### Requirements
Return each line containing the string "ENGINEERING".

### Record list
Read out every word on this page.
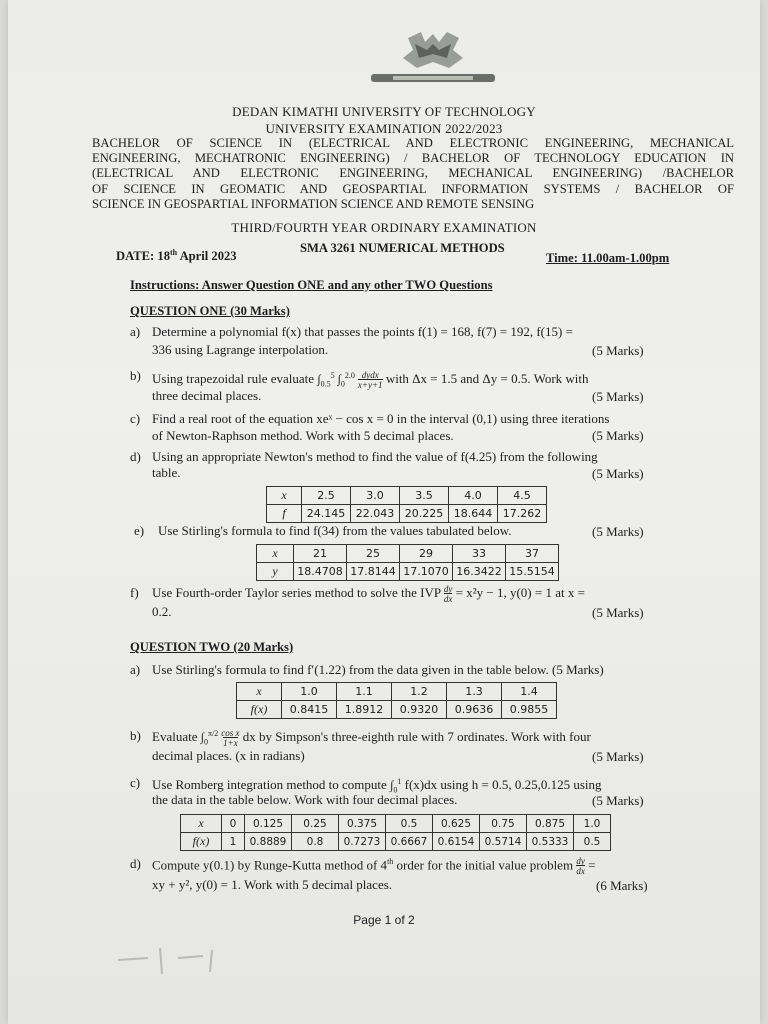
DEDAN KIMATHI UNIVERSITY OF TECHNOLOGY
UNIVERSITY EXAMINATION 2022/2023
BACHELOR OF SCIENCE IN (ELECTRICAL AND ELECTRONIC ENGINEERING, MECHANICAL
ENGINEERING, MECHATRONIC ENGINEERING) / BACHELOR OF TECHNOLOGY EDUCATION IN
(ELECTRICAL AND ELECTRONIC ENGINEERING, MECHANICAL ENGINEERING) /BACHELOR
OF SCIENCE IN GEOMATIC AND GEOSPARTIAL INFORMATION SYSTEMS / BACHELOR OF
SCIENCE IN GEOSPARTIAL INFORMATION SCIENCE AND REMOTE SENSING
THIRD/FOURTH YEAR ORDINARY EXAMINATION
SMA 3261 NUMERICAL METHODS
DATE: 18th April 2023	Time: 11.00am-1.00pm
Instructions: Answer Question ONE and any other TWO Questions
QUESTION ONE (30 Marks)
a) Determine a polynomial f(x) that passes the points f(1) = 168, f(7) = 192, f(15) =
336 using Lagrange interpolation.	(5 Marks)
b) Using trapezoidal rule evaluate $\int_{0.5}^5$ $\int_0^{2.0}$ dydx
x+y+1 with Δx = 1.5 and Δy = 0.5. Work with
three decimal places.	(5 Marks)
c) Find a real root of the equation xeˣ − cos x = 0 in the interval (0,1) using three iterations
of Newton-Raphson method. Work with 5 decimal places.	(5 Marks)
d) Using an appropriate Newton's method to find the value of f(4.25) from the following
table.	(5 Marks)
x	2.5	3.0	3.5	4.0	4.5
f	24.145	22.043	20.225	18.644	17.262
e) Use Stirling's formula to find f(34) from the values tabulated below.	(5 Marks)
x	21	25	29	33	37
y	18.4708	17.8144	17.1070	16.3422	15.5154
f) Use Fourth-order Taylor series method to solve the IVP $\frac{dy}{dx} = x^2y - 1$, y(0) = 1 at x =
0.2.	(5 Marks)
QUESTION TWO (20 Marks)
a) Use Stirling's formula to find f′(1.22) from the data given in the table below. (5 Marks)
x	1.0	1.1	1.2	1.3	1.4
f(x)	0.8415	1.8912	0.9320	0.9636	0.9855
b) Evaluate $\int_0^{\pi/2} \frac{\text{cos x}}{1+x}$ dx by Simpson's three-eighth rule with 7 ordinates. Work with four
decimal places. (x in radians)	(5 Marks)
c) Use Romberg integration method to compute $\int_0^1$ f(x)dx using h = 0.5, 0.25,0.125 using
the data in the table below. Work with four decimal places.	(5 Marks)
x	0	0.125	0.25	0.375	0.5	0.625	0.75	0.875	1.0
f(x)	1	0.8889	0.8	0.7273	0.6667	0.6154	0.5714	0.5333	0.5
d) Compute y(0.1) by Runge-Kutta method of 4th order for the initial value problem $\frac{dy}{dx}$ =
xy + y², y(0) = 1. Work with 5 decimal places.	(6 Marks)
Page 1 of 2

### The reply
BACHELOR OF SCIENCE IN (ELECTRICAL AND ELECTRONIC ENGINEERING, MECHANICAL
ENGINEERING, MECHATRONIC ENGINEERING) / BACHELOR OF TECHNOLOGY EDUCATION IN
(ELECTRICAL AND ELECTRONIC ENGINEERING, MECHANICAL ENGINEERING) /BACHELOR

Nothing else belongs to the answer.